#### EXERCISE PROMPT:
Reproduce the data below word for word, from its first line up to and including the line with "514, 912, 933]". Leave out every line after that one.

#### SUPPLIED MATERIAL:
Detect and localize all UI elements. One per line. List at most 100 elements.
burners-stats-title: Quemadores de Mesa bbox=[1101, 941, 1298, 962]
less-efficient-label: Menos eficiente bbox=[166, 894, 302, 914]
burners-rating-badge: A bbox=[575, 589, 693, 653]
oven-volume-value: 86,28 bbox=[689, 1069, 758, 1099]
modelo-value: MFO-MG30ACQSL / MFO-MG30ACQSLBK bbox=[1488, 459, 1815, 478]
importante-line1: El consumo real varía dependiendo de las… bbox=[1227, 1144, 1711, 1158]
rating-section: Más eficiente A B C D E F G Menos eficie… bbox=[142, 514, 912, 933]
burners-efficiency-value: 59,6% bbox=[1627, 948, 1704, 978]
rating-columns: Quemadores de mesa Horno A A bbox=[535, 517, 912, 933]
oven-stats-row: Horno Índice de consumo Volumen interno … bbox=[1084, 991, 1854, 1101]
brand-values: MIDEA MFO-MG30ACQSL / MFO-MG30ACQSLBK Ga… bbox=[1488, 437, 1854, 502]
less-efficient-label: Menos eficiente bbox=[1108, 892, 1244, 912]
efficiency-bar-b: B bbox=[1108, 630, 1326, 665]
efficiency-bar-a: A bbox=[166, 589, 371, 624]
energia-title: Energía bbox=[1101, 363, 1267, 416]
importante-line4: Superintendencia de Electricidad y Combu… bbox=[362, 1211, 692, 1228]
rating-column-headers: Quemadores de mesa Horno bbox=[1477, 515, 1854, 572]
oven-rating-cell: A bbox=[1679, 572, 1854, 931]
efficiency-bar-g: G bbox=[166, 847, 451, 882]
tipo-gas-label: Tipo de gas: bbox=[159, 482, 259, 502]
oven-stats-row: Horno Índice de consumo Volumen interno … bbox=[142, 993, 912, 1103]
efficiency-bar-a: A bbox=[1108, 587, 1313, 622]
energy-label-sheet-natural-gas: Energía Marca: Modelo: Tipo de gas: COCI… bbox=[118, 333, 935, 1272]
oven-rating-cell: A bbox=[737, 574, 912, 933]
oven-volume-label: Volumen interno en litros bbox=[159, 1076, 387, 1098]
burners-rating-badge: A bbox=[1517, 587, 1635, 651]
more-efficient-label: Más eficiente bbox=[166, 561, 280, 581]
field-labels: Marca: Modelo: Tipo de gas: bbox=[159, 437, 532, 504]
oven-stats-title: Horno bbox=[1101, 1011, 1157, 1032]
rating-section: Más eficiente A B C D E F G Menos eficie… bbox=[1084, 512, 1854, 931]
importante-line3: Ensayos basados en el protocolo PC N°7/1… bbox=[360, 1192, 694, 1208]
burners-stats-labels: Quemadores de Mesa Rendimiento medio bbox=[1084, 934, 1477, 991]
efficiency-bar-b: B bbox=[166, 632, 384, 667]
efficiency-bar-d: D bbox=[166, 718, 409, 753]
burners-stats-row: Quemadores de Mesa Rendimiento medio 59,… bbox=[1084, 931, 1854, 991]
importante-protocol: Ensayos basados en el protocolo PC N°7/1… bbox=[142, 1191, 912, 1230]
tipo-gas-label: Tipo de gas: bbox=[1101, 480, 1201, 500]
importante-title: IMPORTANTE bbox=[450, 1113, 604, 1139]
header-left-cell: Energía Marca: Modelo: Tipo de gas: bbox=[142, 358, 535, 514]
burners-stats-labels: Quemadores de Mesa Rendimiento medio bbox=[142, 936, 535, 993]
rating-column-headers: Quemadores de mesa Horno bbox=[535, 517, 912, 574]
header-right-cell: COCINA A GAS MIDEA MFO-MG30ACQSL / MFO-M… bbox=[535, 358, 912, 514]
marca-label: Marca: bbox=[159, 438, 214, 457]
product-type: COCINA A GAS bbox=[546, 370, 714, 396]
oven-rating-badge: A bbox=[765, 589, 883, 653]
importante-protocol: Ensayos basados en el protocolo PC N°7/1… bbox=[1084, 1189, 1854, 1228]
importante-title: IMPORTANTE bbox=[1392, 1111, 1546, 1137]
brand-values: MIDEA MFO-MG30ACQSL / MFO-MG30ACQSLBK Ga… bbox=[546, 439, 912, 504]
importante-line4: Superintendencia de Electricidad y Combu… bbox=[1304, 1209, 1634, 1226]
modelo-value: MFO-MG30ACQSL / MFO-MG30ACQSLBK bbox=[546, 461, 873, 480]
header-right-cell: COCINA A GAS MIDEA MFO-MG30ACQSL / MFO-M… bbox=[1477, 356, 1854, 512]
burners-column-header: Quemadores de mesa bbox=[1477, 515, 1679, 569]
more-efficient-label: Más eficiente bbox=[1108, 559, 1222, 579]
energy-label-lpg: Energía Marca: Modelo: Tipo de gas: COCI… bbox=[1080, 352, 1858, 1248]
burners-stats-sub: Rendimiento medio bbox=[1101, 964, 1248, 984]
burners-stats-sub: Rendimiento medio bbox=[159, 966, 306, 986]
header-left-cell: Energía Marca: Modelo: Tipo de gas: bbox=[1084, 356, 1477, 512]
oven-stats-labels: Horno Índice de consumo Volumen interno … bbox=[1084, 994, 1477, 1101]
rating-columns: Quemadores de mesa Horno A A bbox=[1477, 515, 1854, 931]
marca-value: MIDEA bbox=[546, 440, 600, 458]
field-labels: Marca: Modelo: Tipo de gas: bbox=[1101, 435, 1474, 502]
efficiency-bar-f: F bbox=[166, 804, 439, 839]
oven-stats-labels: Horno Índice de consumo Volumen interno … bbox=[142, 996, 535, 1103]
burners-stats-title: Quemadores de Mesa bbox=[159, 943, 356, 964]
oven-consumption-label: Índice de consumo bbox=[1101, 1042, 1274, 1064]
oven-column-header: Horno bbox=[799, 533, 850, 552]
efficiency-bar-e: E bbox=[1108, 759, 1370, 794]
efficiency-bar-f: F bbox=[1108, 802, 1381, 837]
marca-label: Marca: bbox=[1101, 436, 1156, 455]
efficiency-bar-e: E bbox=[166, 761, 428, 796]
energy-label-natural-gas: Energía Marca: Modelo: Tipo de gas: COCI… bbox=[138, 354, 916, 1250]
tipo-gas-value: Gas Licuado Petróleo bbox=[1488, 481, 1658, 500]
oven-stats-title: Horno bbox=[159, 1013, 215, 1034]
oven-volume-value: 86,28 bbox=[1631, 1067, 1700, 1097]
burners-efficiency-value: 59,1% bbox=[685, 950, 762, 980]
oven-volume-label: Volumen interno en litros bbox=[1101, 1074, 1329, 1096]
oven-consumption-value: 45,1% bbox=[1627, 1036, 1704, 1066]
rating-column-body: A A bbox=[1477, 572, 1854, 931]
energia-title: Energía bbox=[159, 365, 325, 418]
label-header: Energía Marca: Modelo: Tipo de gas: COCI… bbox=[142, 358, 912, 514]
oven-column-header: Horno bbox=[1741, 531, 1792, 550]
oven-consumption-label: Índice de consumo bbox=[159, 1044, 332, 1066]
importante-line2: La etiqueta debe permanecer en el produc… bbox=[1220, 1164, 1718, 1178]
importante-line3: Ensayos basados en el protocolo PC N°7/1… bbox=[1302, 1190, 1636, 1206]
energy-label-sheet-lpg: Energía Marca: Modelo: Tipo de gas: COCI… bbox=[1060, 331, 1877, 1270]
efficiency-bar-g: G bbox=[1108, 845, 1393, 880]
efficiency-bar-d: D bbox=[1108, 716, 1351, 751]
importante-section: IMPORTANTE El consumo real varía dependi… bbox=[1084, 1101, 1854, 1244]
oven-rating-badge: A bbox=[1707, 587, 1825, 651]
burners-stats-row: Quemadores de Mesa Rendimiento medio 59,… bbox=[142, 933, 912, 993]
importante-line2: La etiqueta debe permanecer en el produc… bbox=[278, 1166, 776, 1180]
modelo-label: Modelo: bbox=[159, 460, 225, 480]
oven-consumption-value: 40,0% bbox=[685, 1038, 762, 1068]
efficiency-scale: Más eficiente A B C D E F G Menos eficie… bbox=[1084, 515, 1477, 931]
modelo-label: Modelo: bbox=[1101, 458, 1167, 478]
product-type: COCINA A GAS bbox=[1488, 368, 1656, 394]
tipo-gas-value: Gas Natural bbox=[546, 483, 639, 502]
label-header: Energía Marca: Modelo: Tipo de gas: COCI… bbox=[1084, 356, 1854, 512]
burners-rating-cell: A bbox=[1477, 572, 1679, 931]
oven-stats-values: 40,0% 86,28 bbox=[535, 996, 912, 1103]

#### OUTPUT:
Detect and localize all UI elements. One per line. List at most 100 elements.
burners-stats-title: Quemadores de Mesa bbox=[1101, 941, 1298, 962]
less-efficient-label: Menos eficiente bbox=[166, 894, 302, 914]
burners-rating-badge: A bbox=[575, 589, 693, 653]
oven-volume-value: 86,28 bbox=[689, 1069, 758, 1099]
modelo-value: MFO-MG30ACQSL / MFO-MG30ACQSLBK bbox=[1488, 459, 1815, 478]
importante-line1: El consumo real varía dependiendo de las… bbox=[1227, 1144, 1711, 1158]
rating-section: Más eficiente A B C D E F G Menos eficie… bbox=[142, 514, 912, 933]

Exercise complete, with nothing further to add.